Retype the line where "Output the text content of this document." appears and each line that follows it down to the last line of the records below. Leave the pictures out.

--- Input data ---

■ ■ ■ ■ ■ ■ ■

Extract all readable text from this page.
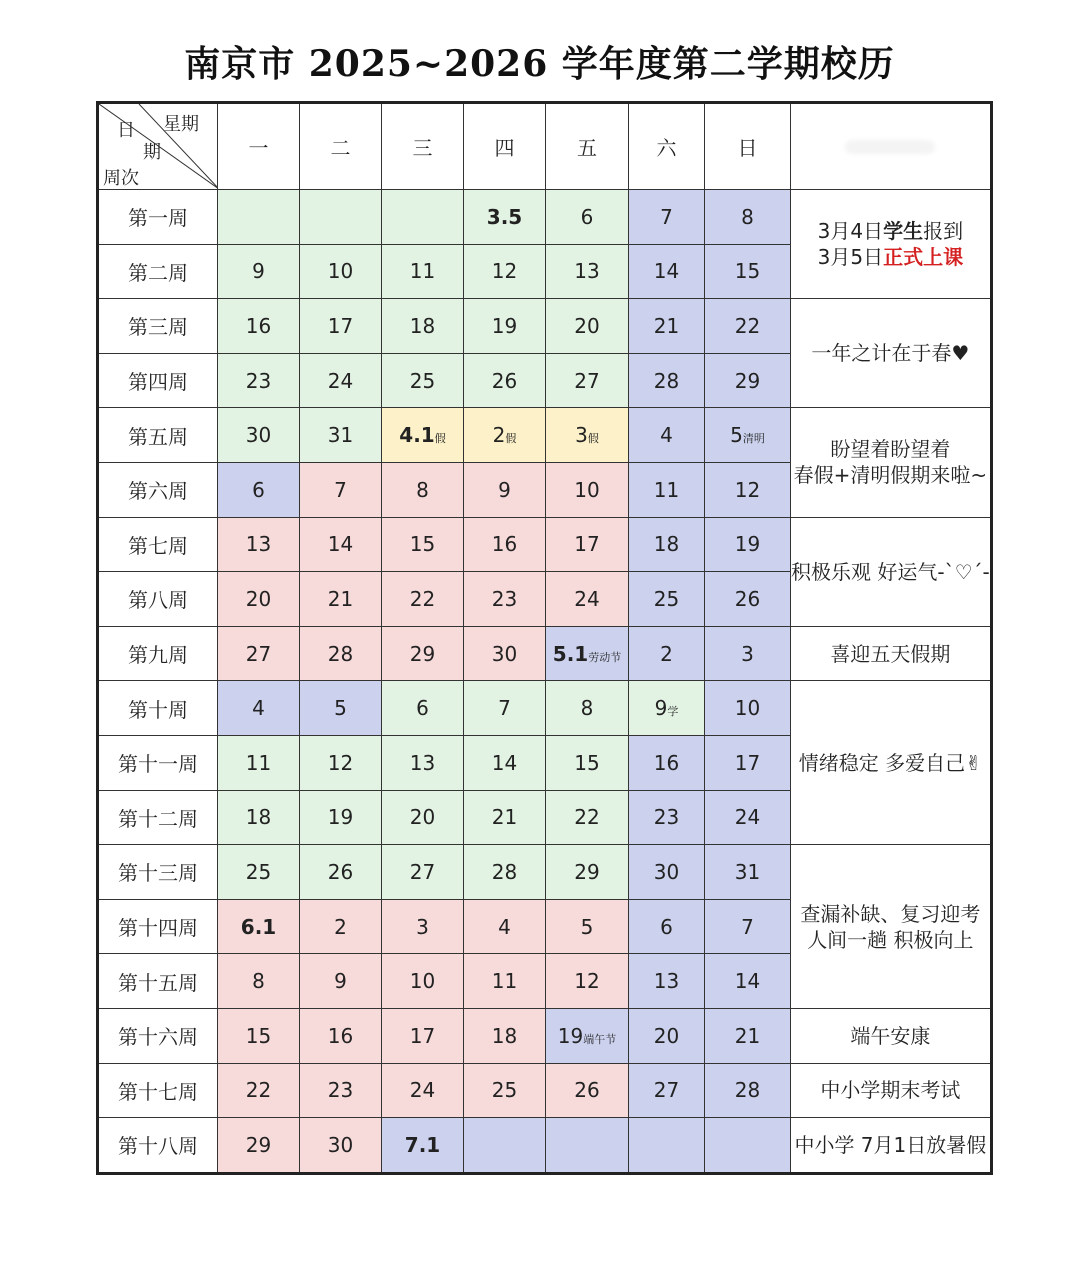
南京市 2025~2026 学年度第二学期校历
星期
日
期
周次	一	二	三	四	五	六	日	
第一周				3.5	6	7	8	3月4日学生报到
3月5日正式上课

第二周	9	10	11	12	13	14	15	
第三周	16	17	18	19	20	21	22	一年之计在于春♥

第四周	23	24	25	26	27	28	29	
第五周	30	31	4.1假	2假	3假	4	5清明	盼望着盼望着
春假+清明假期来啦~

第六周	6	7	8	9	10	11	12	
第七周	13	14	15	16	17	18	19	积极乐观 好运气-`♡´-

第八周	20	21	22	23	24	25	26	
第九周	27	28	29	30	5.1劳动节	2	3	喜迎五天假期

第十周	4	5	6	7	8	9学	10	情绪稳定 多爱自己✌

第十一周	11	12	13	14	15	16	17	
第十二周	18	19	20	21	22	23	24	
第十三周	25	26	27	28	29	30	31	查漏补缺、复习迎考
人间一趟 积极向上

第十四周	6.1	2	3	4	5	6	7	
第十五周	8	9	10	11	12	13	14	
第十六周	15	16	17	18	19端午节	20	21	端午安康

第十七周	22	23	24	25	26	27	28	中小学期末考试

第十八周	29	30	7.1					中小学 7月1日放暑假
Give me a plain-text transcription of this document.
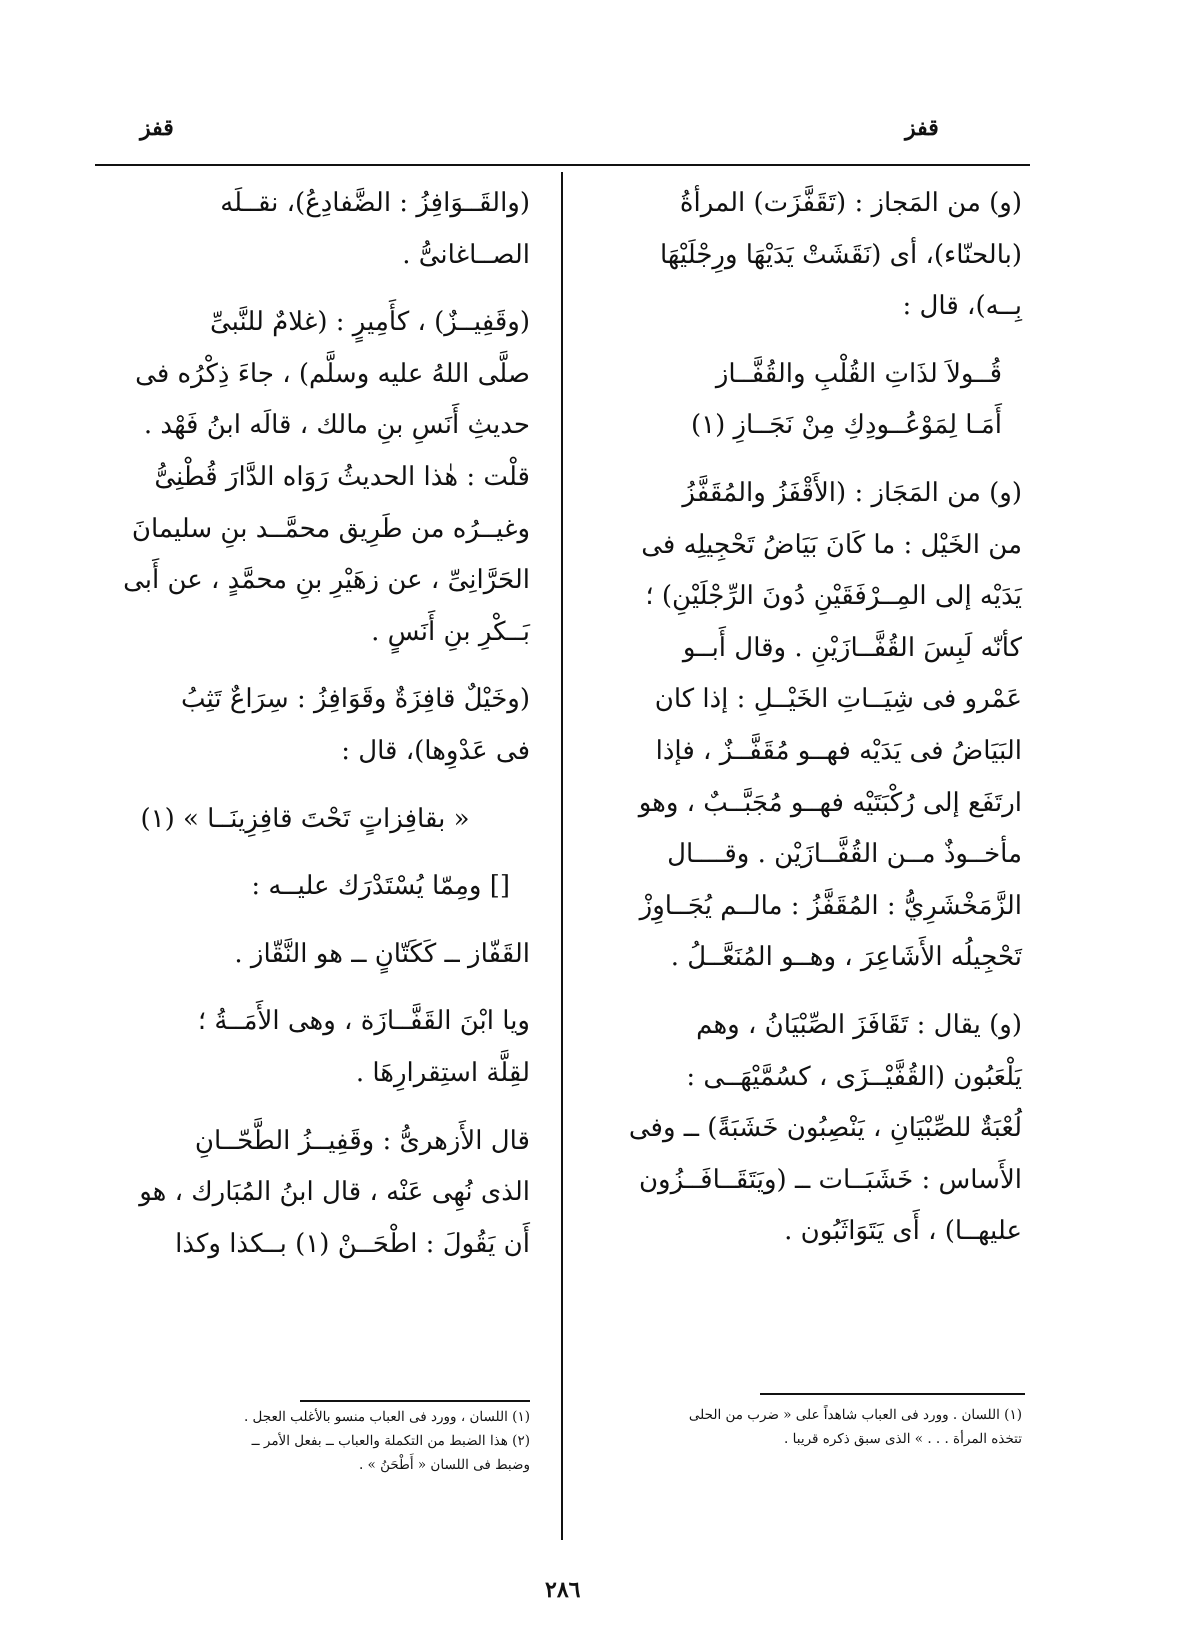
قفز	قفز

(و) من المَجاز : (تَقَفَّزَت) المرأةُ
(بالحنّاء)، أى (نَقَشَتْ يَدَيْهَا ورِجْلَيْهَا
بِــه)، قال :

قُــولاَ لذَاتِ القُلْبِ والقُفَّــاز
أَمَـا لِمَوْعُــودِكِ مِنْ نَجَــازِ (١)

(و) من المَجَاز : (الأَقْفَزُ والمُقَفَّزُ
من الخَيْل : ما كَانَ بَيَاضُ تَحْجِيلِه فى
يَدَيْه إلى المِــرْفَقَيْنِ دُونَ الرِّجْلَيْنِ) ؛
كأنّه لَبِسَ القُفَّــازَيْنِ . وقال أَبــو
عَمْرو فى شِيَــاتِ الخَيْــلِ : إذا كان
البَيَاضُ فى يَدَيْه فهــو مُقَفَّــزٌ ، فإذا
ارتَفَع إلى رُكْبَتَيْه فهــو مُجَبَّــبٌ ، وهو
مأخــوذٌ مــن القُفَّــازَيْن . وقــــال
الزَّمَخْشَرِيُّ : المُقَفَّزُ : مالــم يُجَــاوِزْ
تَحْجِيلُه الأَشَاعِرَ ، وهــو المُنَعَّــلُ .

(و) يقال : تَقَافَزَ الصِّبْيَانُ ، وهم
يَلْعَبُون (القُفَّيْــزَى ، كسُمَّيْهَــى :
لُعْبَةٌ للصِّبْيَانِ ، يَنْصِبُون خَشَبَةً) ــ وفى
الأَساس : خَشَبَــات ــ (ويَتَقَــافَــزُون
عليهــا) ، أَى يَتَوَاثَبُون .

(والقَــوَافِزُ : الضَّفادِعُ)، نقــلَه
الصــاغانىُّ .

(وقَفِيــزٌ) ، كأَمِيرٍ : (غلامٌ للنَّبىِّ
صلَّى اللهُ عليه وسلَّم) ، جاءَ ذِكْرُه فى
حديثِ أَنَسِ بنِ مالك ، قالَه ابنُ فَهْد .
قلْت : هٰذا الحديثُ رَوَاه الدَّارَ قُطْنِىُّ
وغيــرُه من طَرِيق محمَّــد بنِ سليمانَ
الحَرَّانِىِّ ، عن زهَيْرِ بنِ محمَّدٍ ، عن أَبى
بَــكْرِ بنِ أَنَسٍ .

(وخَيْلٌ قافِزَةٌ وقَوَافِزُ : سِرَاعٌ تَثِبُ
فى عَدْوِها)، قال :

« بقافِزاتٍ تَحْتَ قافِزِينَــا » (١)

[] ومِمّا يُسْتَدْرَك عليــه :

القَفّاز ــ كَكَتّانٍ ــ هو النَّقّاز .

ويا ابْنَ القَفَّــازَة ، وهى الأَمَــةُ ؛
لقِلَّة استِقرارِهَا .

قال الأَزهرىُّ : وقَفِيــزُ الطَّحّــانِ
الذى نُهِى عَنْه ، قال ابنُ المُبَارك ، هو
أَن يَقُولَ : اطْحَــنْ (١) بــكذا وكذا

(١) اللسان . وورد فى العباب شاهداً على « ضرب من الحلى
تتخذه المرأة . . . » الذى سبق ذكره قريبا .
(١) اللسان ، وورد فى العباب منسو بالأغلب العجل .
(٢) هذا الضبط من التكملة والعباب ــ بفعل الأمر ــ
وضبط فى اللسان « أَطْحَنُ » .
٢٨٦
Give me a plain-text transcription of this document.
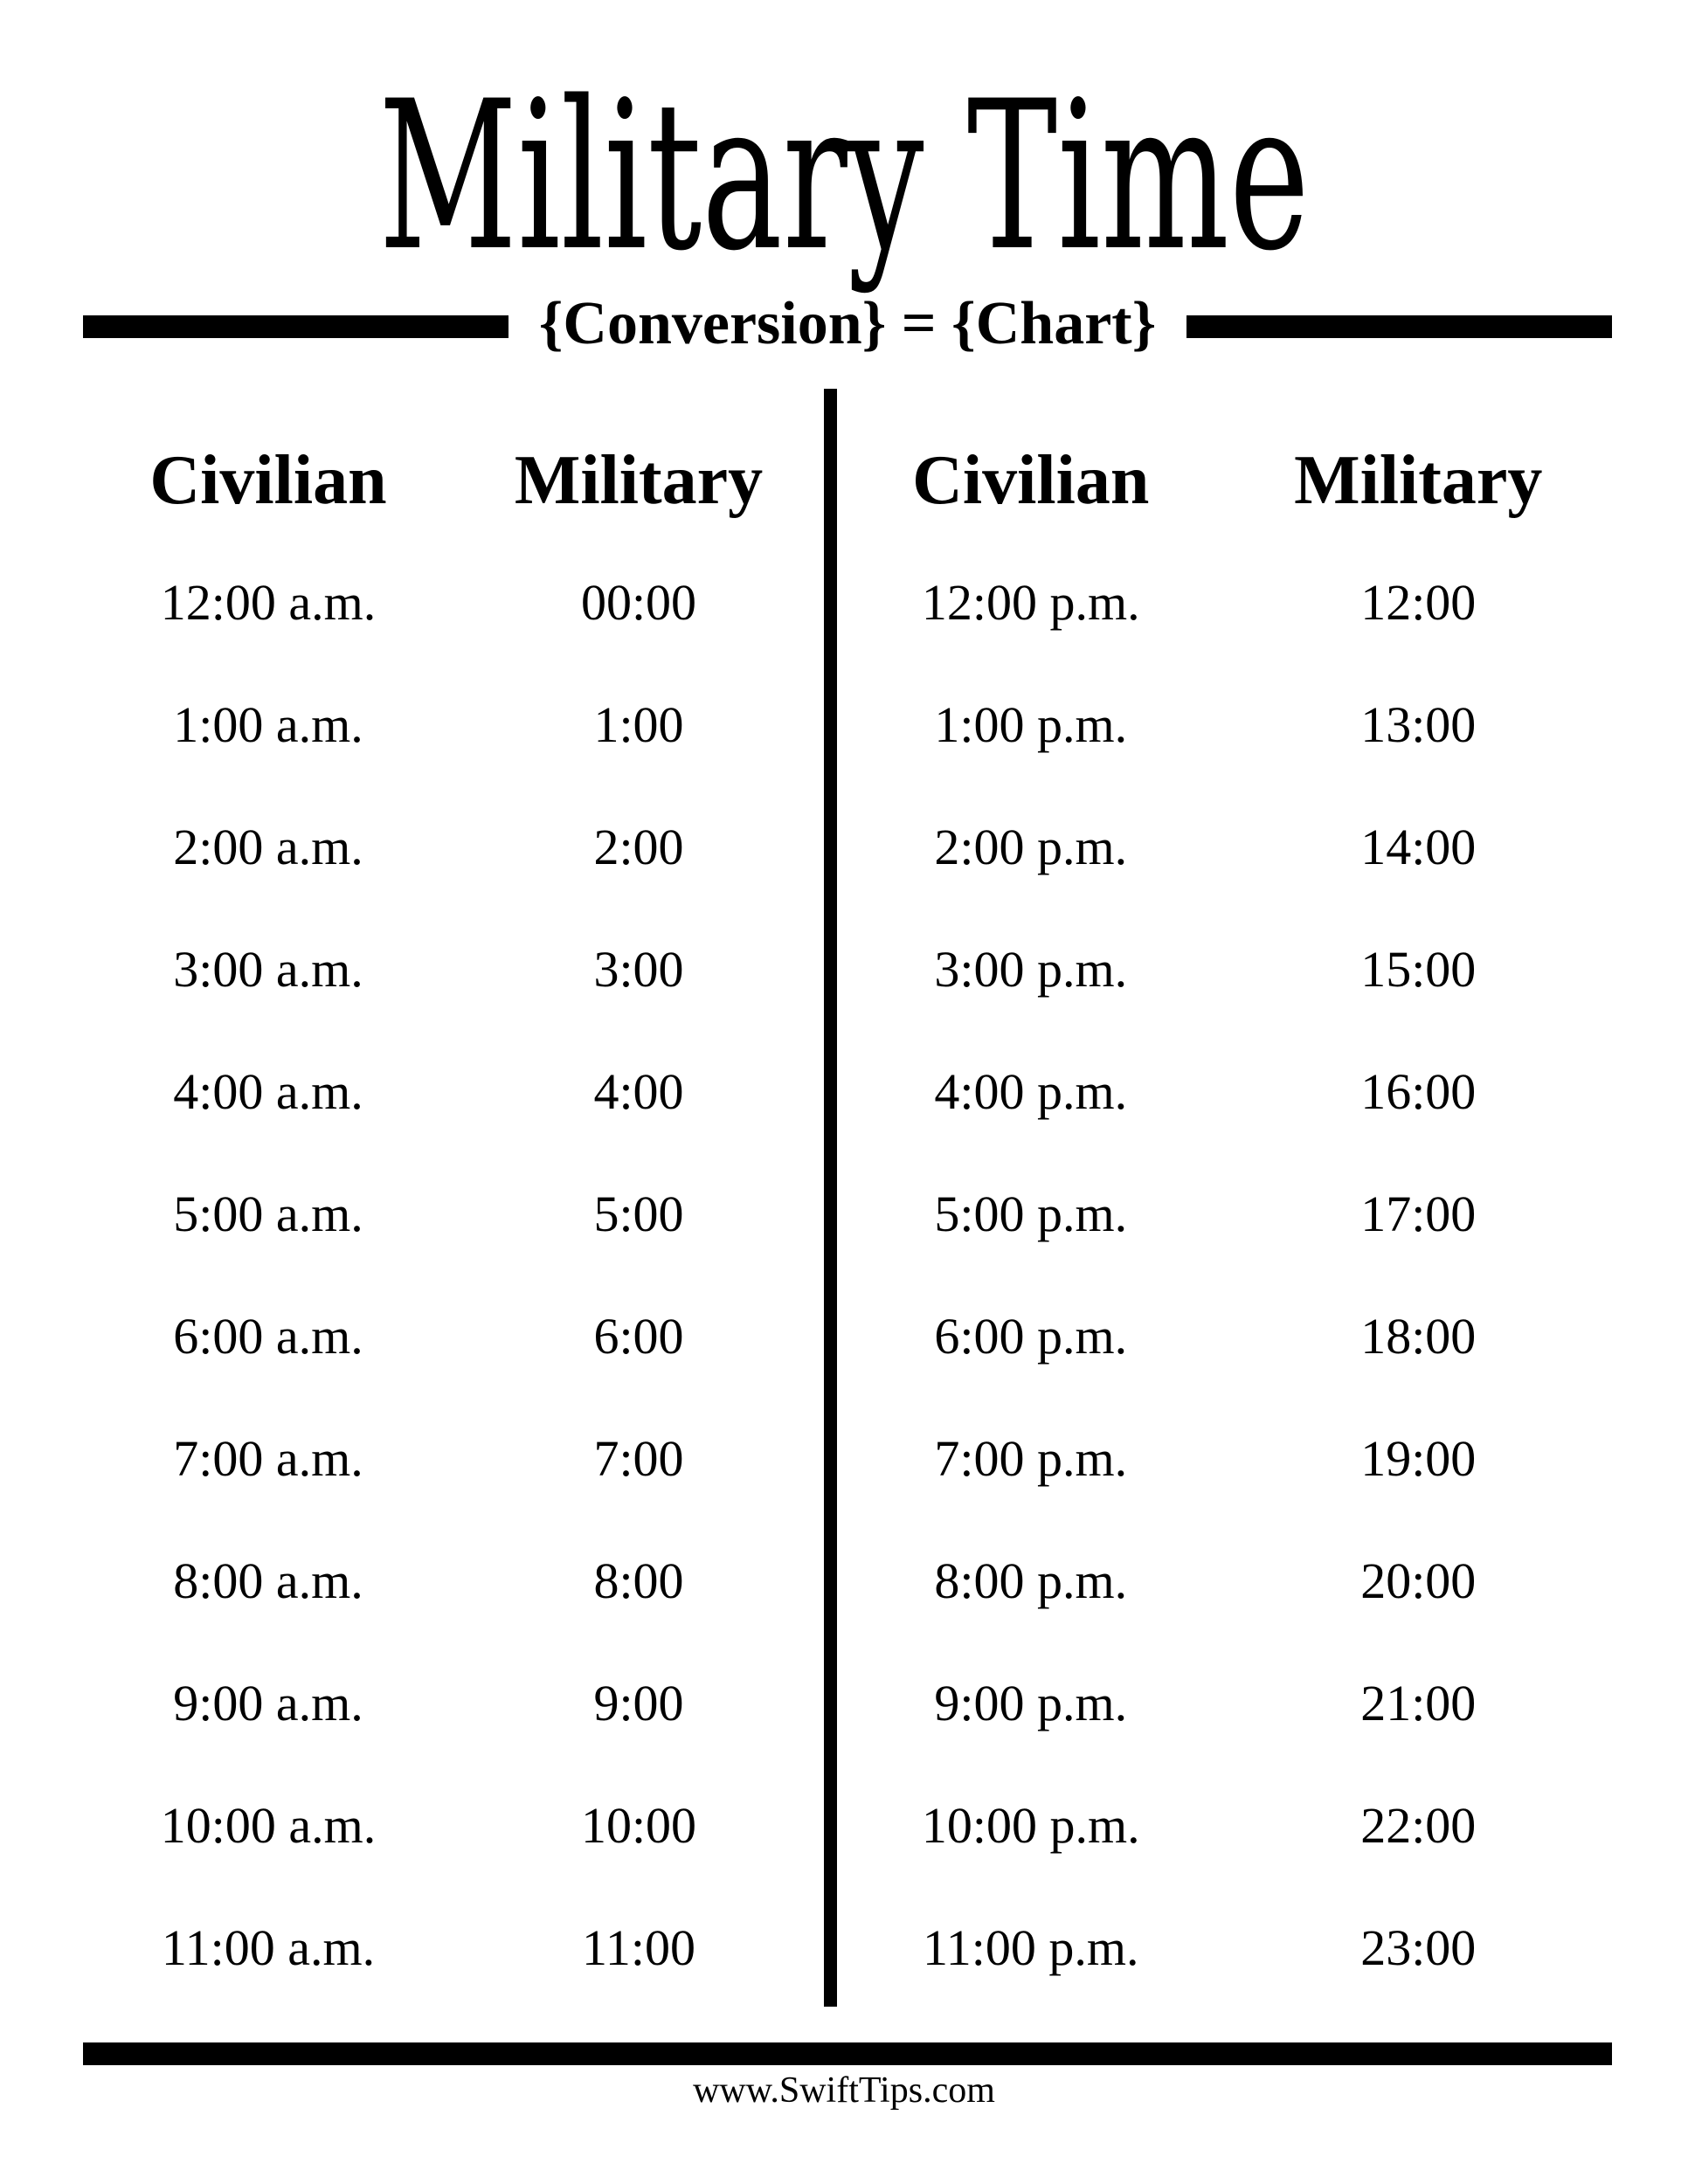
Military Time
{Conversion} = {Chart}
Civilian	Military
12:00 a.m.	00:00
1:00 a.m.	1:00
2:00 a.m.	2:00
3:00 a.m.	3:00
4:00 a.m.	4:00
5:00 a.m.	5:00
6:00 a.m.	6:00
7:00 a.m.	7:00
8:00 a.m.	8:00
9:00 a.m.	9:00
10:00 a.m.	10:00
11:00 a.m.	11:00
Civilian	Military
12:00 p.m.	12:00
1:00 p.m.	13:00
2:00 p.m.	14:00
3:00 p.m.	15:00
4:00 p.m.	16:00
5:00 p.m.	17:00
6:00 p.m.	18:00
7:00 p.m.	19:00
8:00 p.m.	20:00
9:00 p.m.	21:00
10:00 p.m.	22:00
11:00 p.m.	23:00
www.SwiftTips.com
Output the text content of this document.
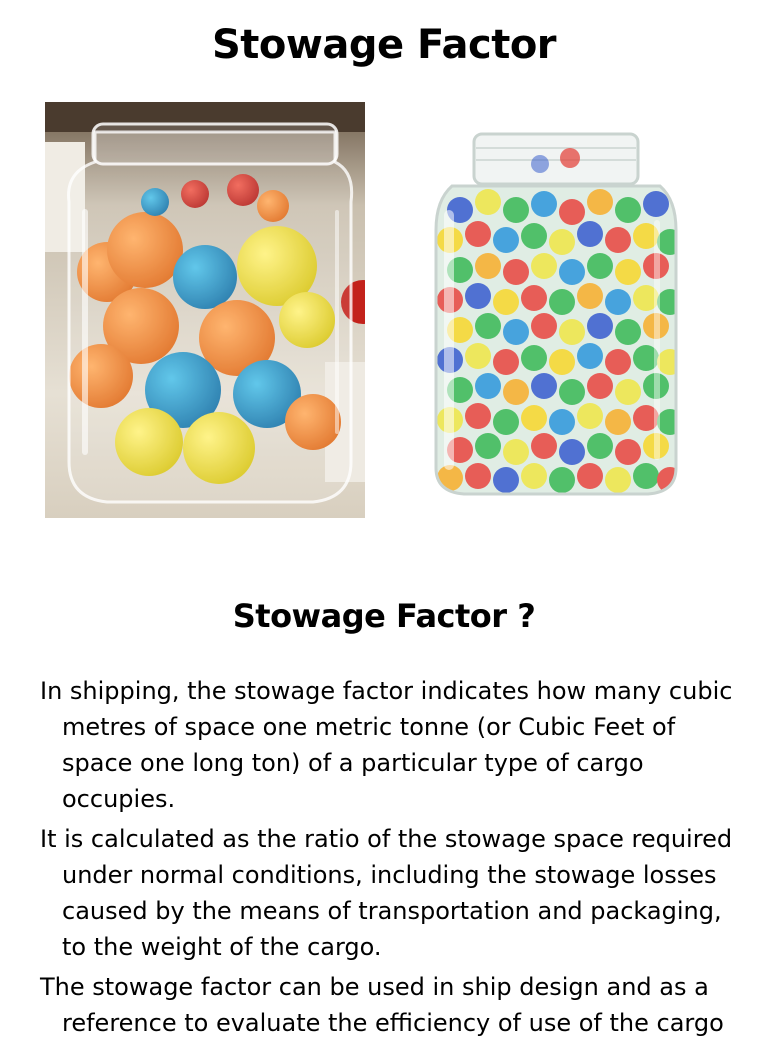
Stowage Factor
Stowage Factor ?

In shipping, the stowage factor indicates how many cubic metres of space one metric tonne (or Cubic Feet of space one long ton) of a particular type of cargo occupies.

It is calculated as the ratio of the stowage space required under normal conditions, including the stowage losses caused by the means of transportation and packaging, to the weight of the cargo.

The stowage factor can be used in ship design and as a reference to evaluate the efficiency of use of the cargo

■ ■ ■ ■ ■ ■ ■

--- Full output ---
Output the text content of this document.
Stowage Factor
Stowage Factor ?

In shipping, the stowage factor indicates how many cubic metres of space one metric tonne (or Cubic Feet of space one long ton) of a particular type of cargo occupies.

It is calculated as the ratio of the stowage space required under normal conditions, including the stowage losses caused by the means of transportation and packaging, to the weight of the cargo.

The stowage factor can be used in ship design and as a reference to evaluate the efficiency of use of the cargo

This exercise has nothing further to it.